Set exercise: For the listing below, give the count of lines containing "Heap", and no other text.
--- begin Given information ---
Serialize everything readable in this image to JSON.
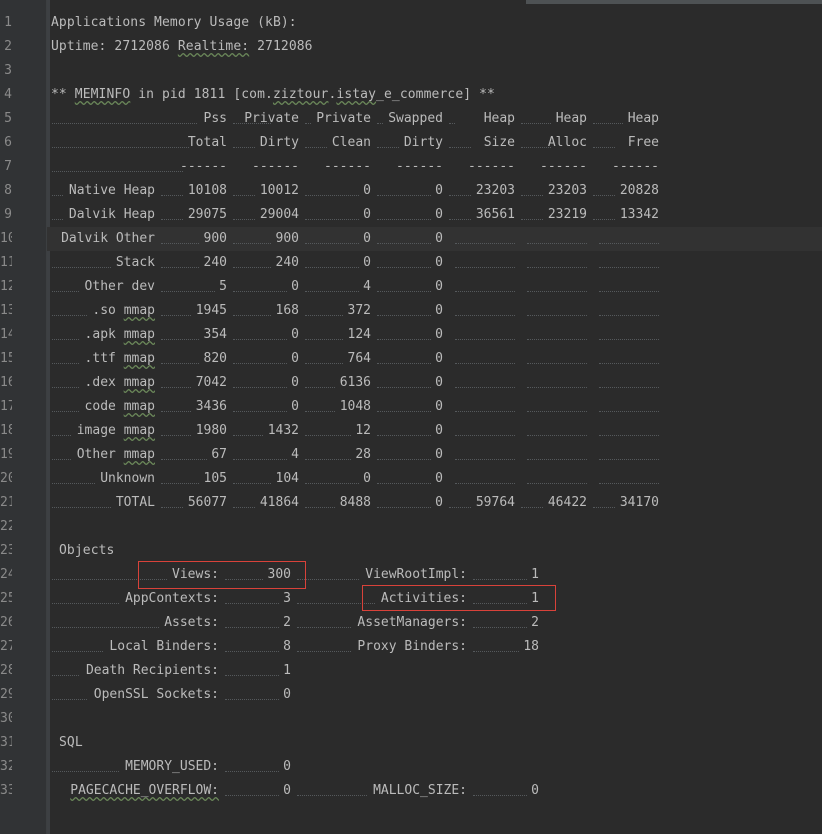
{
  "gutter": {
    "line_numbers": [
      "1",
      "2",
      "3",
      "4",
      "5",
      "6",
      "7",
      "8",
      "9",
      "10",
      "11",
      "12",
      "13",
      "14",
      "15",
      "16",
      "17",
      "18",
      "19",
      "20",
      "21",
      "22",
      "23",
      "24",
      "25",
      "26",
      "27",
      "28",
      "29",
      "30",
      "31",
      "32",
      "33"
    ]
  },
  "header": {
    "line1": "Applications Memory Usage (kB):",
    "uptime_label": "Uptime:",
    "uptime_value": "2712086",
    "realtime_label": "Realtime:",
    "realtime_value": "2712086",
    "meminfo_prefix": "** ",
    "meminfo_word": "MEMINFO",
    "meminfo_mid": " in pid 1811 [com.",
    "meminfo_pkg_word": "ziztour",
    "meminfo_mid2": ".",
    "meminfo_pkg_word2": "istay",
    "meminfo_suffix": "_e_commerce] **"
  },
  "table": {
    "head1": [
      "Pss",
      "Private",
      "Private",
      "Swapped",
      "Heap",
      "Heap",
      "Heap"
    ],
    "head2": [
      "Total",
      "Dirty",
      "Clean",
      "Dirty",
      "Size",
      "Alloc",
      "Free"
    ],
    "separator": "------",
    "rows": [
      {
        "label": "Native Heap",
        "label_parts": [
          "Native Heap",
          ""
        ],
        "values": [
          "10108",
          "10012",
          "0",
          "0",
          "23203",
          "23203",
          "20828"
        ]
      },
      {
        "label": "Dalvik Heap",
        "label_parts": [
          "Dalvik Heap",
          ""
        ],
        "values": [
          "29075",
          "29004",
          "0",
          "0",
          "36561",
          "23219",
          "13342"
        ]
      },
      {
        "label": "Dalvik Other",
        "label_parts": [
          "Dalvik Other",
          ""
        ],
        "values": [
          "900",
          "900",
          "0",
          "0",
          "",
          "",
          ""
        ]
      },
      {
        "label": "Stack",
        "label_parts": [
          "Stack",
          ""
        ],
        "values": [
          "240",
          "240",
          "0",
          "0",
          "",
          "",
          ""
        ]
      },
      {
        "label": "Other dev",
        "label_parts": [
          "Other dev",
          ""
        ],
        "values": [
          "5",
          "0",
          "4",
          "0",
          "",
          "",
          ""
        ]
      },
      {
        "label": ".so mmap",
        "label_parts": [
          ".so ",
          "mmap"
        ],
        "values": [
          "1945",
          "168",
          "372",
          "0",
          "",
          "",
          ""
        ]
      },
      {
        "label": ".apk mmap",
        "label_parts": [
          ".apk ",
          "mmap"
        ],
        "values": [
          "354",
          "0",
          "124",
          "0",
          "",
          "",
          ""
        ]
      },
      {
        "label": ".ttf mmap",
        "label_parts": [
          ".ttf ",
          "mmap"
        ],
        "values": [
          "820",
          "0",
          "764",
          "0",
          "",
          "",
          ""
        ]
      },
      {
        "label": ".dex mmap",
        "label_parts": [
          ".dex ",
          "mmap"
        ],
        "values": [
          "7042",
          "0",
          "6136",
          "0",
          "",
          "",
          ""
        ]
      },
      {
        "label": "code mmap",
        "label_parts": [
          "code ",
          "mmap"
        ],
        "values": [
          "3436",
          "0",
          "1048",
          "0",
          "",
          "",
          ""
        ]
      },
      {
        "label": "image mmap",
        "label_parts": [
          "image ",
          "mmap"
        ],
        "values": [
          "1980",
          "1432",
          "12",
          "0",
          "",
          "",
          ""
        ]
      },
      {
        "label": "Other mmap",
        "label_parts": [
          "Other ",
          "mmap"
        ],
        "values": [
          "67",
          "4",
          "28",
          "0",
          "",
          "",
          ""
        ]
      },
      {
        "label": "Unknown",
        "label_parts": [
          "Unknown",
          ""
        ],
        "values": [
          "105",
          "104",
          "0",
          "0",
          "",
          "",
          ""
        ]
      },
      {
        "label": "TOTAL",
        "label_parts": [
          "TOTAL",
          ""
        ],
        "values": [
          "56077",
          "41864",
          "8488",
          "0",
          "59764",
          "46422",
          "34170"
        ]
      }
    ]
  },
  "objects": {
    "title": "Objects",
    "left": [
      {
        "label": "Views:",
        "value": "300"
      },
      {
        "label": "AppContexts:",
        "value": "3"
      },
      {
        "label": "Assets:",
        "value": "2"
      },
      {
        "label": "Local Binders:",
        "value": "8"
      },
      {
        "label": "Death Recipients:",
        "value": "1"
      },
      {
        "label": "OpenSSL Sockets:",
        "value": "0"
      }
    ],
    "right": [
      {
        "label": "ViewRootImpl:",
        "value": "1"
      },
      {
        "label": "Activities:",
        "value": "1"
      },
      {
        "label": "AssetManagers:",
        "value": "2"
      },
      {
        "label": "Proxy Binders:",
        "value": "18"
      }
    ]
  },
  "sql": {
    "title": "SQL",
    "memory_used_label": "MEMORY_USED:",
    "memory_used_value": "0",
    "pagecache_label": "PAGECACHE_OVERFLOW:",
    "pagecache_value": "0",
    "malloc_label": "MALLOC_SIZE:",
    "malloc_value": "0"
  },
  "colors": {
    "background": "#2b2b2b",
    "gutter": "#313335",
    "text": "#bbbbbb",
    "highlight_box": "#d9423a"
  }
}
--- end Given information ---
--- begin Given information ---
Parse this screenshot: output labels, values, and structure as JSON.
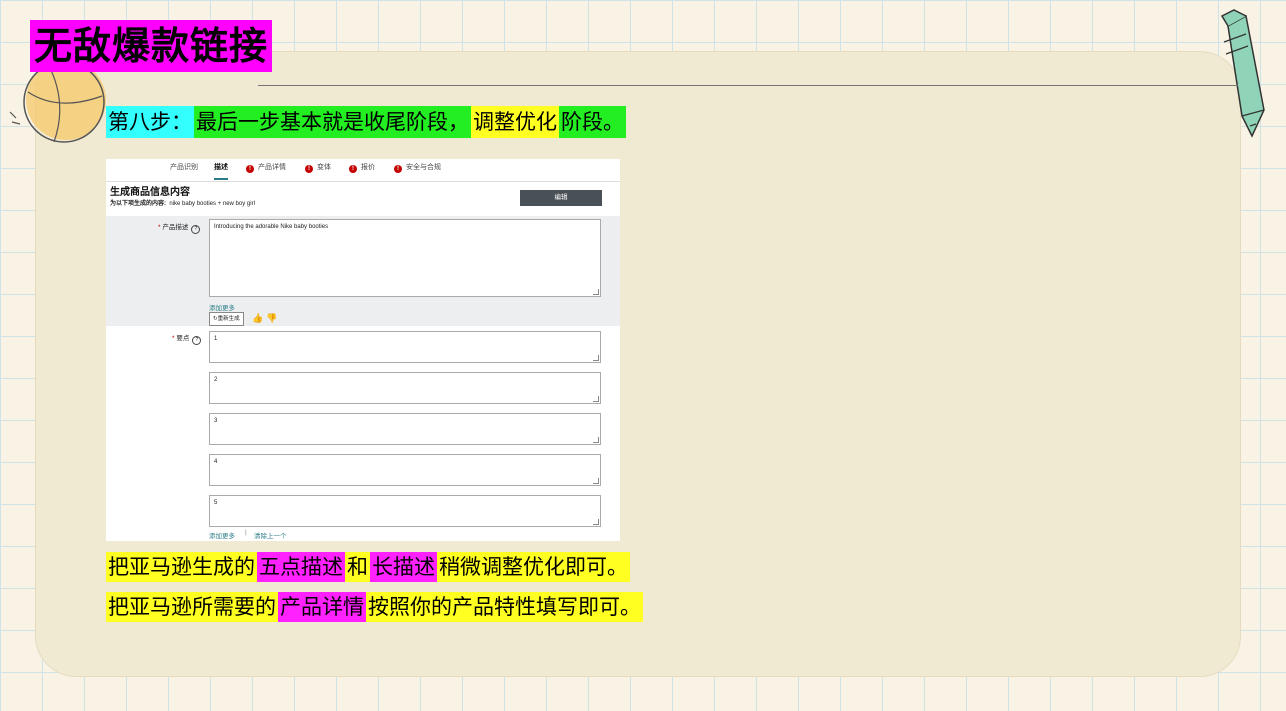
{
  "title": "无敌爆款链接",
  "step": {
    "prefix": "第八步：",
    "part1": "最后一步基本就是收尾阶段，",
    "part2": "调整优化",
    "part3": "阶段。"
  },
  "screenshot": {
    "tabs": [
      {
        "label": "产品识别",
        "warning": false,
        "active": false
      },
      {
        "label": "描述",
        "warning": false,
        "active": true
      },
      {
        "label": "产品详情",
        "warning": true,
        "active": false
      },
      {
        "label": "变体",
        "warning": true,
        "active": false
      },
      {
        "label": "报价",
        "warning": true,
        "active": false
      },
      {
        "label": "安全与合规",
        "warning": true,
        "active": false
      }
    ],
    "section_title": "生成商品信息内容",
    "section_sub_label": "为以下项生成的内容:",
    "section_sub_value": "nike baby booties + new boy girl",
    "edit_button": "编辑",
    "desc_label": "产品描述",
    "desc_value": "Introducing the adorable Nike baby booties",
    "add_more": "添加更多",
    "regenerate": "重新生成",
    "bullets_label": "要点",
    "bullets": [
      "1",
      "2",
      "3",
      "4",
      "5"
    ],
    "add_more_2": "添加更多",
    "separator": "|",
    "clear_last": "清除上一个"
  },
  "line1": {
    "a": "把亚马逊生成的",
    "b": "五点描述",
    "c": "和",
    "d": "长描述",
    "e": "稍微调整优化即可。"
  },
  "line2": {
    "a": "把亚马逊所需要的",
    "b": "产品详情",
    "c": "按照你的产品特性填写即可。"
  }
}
--- end Given information ---
Answer below: 7